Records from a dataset
··········
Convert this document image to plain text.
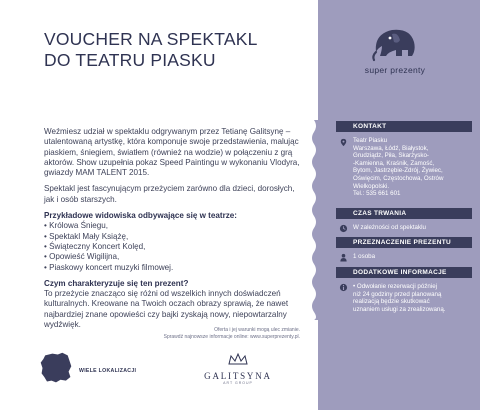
VOUCHER NA SPEKTAKL
DO TEATRU PIASKU

Weźmiesz udział w spektaklu odgrywanym przez Tetianę Galitsynę – utalentowaną artystkę, która komponuje swoje przedstawienia, malując piaskiem, śniegiem, światłem (również na wodzie) w połączeniu z grą aktorów. Show uzupełnia pokaz Speed Paintingu w wykonaniu Vlodyra, gwiazdy MAM TALENT 2015.

Spektakl jest fascynującym przeżyciem zarówno dla dzieci, dorosłych, jak i osób starszych.

Przykładowe widowiska odbywające się w teatrze:
• Królowa Śniegu,
• Spektakl Mały Książę,
• Świąteczny Koncert Kolęd,
• Opowieść Wigilijna,
• Piaskowy koncert muzyki filmowej.
Czym charakteryzuje się ten prezent?

To przeżycie znacząco się różni od wszelkich innych doświadczeń kulturalnych. Kreowane na Twoich oczach obrazy sprawią, że nawet najbardziej znane opowieści czy bajki zyskają nowy, niepowtarzalny wydźwięk.

Oferta i jej warunki mogą ulec zmianie.
Sprawdź najnowsze informacje online: www.superprezenty.pl.
WIELE LOKALIZACJI	GALITSYNA
ART GROUP
super prezenty
KONTAKT
Teatr Piasku
Warszawa, Łódź, Białystok,
Grudziądz, Piła, Skarżysko-
-Kamienna, Kraśnik, Zamość,
Bytom, Jastrzębie-Zdrój, Żywiec,
Oświęcim, Częstochowa, Ostrów
Wielkopolski.
Tel.: 535 661 601
CZAS TRWANIA
W zależności od spektaklu
PRZEZNACZENIE PREZENTU
1 osoba
DODATKOWE INFORMACJE
• Odwołanie rezerwacji później
niż 24 godziny przed planowaną
realizacją będzie skutkować
uznaniem usługi za zrealizowaną.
··········
Stated exercise
Reproduce all of the data exactly, omitting each picture it holds.

Reply to the task
Convert this document image to plain text.
VOUCHER NA SPEKTAKL
DO TEATRU PIASKU

Weźmiesz udział w spektaklu odgrywanym przez Tetianę Galitsynę – utalentowaną artystkę, która komponuje swoje przedstawienia, malując piaskiem, śniegiem, światłem (również na wodzie) w połączeniu z grą aktorów. Show uzupełnia pokaz Speed Paintingu w wykonaniu Vlodyra, gwiazdy MAM TALENT 2015.

Spektakl jest fascynującym przeżyciem zarówno dla dzieci, dorosłych, jak i osób starszych.

Przykładowe widowiska odbywające się w teatrze:
• Królowa Śniegu,
• Spektakl Mały Książę,
• Świąteczny Koncert Kolęd,
• Opowieść Wigilijna,
• Piaskowy koncert muzyki filmowej.
Czym charakteryzuje się ten prezent?

To przeżycie znacząco się różni od wszelkich innych doświadczeń kulturalnych. Kreowane na Twoich oczach obrazy sprawią, że nawet najbardziej znane opowieści czy bajki zyskają nowy, niepowtarzalny wydźwięk.

Oferta i jej warunki mogą ulec zmianie.
Sprawdź najnowsze informacje online: www.superprezenty.pl.
WIELE LOKALIZACJI	GALITSYNA
ART GROUP
super prezenty
KONTAKT
Teatr Piasku
Warszawa, Łódź, Białystok,
Grudziądz, Piła, Skarżysko-
-Kamienna, Kraśnik, Zamość,
Bytom, Jastrzębie-Zdrój, Żywiec,
Oświęcim, Częstochowa, Ostrów
Wielkopolski.
Tel.: 535 661 601
CZAS TRWANIA
W zależności od spektaklu
PRZEZNACZENIE PREZENTU
1 osoba
DODATKOWE INFORMACJE
• Odwołanie rezerwacji później
niż 24 godziny przed planowaną
realizacją będzie skutkować
uznaniem usługi za zrealizowaną.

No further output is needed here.